## Written request
Which lines contain the string "about"? Please list every one of them.

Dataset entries
········
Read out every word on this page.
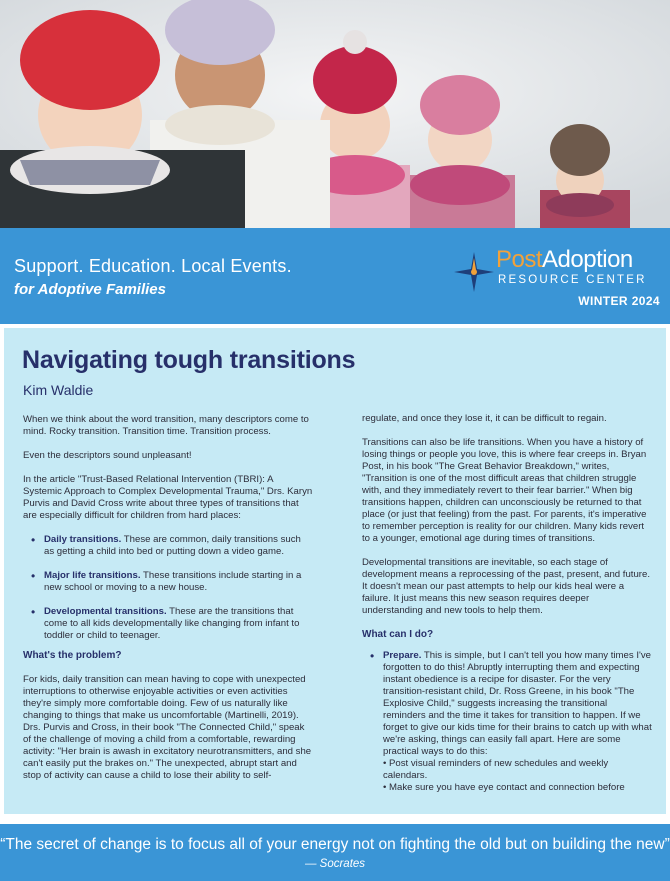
Support. Education. Local Events.
for Adoptive Families
PostAdoption
RESOURCE CENTER
WINTER 2024
Navigating tough transitions
Kim Waldie

When we think about the word transition, many descriptors come to mind. Rocky transition. Transition time. Transition process.

Even the descriptors sound unpleasant!

In the article "Trust-Based Relational Intervention (TBRI): A Systemic Approach to Complex Developmental Trauma," Drs. Karyn Purvis and David Cross write about three types of transitions that are especially difficult for children from hard places:

• Daily transitions. These are common, daily transitions such as getting a child into bed or putting down a video game.

• Major life transitions. These transitions include starting in a new school or moving to a new house.

• Developmental transitions. These are the transitions that come to all kids developmentally like changing from infant to toddler or child to teenager.

What's the problem?

For kids, daily transition can mean having to cope with unexpected interruptions to otherwise enjoyable activities or even activities they're simply more comfortable doing. Few of us naturally like changing to things that make us uncomfortable (Martinelli, 2019). Drs. Purvis and Cross, in their book "The Connected Child," speak of the challenge of moving a child from a comfortable, rewarding activity: "Her brain is awash in excitatory neurotransmitters, and she can't easily put the brakes on." The unexpected, abrupt start and stop of activity can cause a child to lose their ability to self-

regulate, and once they lose it, it can be difficult to regain.

Transitions can also be life transitions. When you have a history of losing things or people you love, this is where fear creeps in. Bryan Post, in his book "The Great Behavior Breakdown," writes, "Transition is one of the most difficult areas that children struggle with, and they immediately revert to their fear barrier." When big transitions happen, children can unconsciously be returned to that place (or just that feeling) from the past. For parents, it's imperative to remember perception is reality for our children. Many kids revert to a younger, emotional age during times of transitions.

Developmental transitions are inevitable, so each stage of development means a reprocessing of the past, present, and future. It doesn't mean our past attempts to help our kids heal were a failure. It just means this new season requires deeper understanding and new tools to help them.

What can I do?

• Prepare. This is simple, but I can't tell you how many times I've forgotten to do this! Abruptly interrupting them and expecting instant obedience is a recipe for disaster. For the very transition-resistant child, Dr. Ross Greene, in his book "The Explosive Child," suggests increasing the transitional reminders and the time it takes for transition to happen. If we forget to give our kids time for their brains to catch up with what we're asking, things can easily fall apart. Here are some practical ways to do this:

• Post visual reminders of new schedules and weekly calendars.

• Make sure you have eye contact and connection before

“The secret of change is to focus all of your energy not on fighting the old but on building the new”
— Socrates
········
## Answer to this problem
When we think about the word transition, many descriptors come to mind. Rocky transition. Transition time. Transition process.
In the article "Trust-Based Relational Intervention (TBRI): A Systemic Approach to Complex Developmental Trauma," Drs. Karyn Purvis and David Cross write about three types of transitions that are especially difficult for children from hard places:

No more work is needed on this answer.